Work instructions —
With the pictures left out, copy the listing below exactly.

Part of a data file:
<<<<
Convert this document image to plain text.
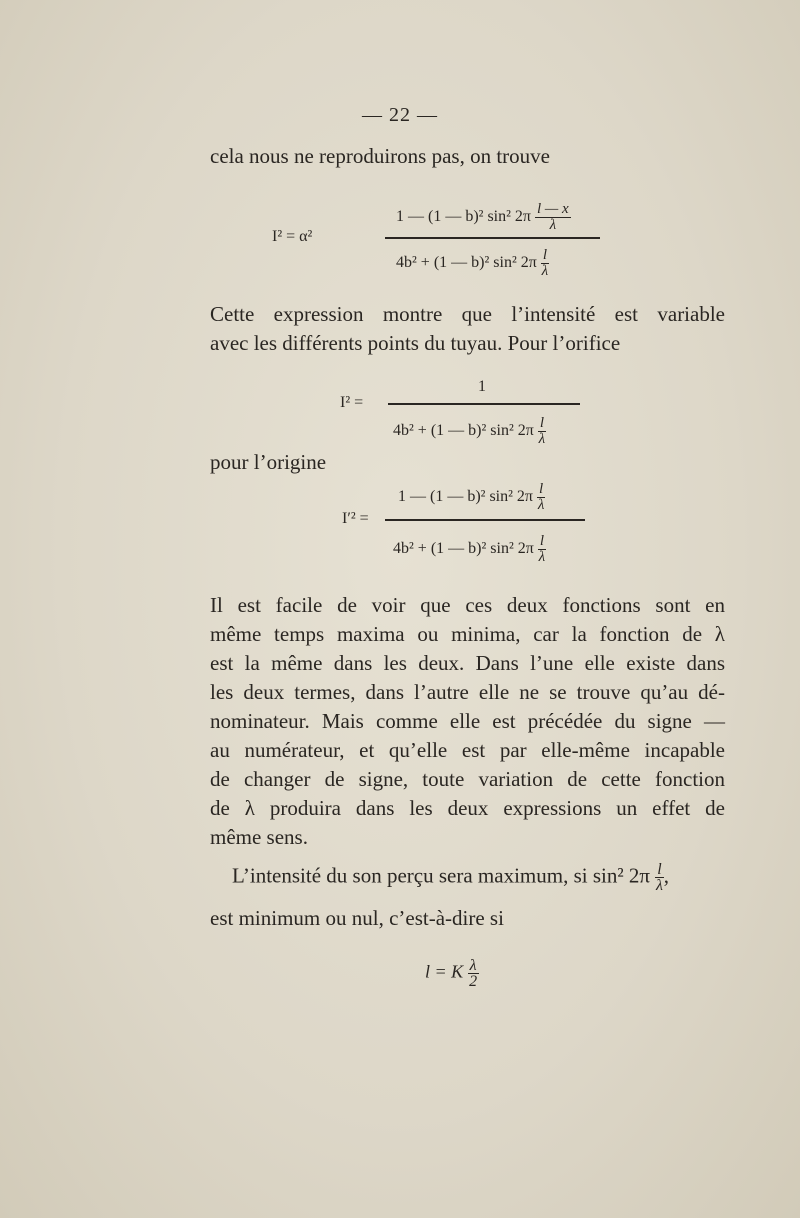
— 22 —
cela nous ne reproduirons pas, on trouve
I² = α²
1 — (1 — b)² sin² $2\pi \frac{l — x}{\lambda}$
4b² + (1 — b)² sin² $2\pi \frac{l}{\lambda}$
Cette expression montre que l’intensité est variable
avec les différents points du tuyau. Pour l’orifice
I² =
1
4b² + (1 — b)² sin² $2\pi \frac{l}{\lambda}$
pour l’origine
I′² =
1 — (1 — b)² sin² $2\pi \frac{l}{\lambda}$
4b² + (1 — b)² sin² $2\pi \frac{l}{\lambda}$
Il est facile de voir que ces deux fonctions sont en
même temps maxima ou minima, car la fonction de λ
est la même dans les deux. Dans l’une elle existe dans
les deux termes, dans l’autre elle ne se trouve qu’au dé-
nominateur. Mais comme elle est précédée du signe —
au numérateur, et qu’elle est par elle-même incapable
de changer de signe, toute variation de cette fonction
de λ produira dans les deux expressions un effet de
même sens.
L’intensité du son perçu sera maximum, si sin² $2\pi \frac{l}{\lambda}$ ,
est minimum ou nul, c’est-à-dire si
l = K $\frac{\lambda}{2}$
>>>>
Answer for this exercise —
Convert this document image to plain text.
— 22 —
cela nous ne reproduirons pas, on trouve
I² = α²
1 — (1 — b)² sin² $2\pi \frac{l — x}{\lambda}$
4b² + (1 — b)² sin² $2\pi \frac{l}{\lambda}$
Cette expression montre que l’intensité est variable
avec les différents points du tuyau. Pour l’orifice
I² =
1
4b² + (1 — b)² sin² $2\pi \frac{l}{\lambda}$
pour l’origine
I′² =
1 — (1 — b)² sin² $2\pi \frac{l}{\lambda}$
4b² + (1 — b)² sin² $2\pi \frac{l}{\lambda}$
Il est facile de voir que ces deux fonctions sont en
même temps maxima ou minima, car la fonction de λ
est la même dans les deux. Dans l’une elle existe dans
les deux termes, dans l’autre elle ne se trouve qu’au dé-
nominateur. Mais comme elle est précédée du signe —
au numérateur, et qu’elle est par elle-même incapable
de changer de signe, toute variation de cette fonction
de λ produira dans les deux expressions un effet de
même sens.
L’intensité du son perçu sera maximum, si sin² $2\pi \frac{l}{\lambda}$ ,
est minimum ou nul, c’est-à-dire si
l = K $\frac{\lambda}{2}$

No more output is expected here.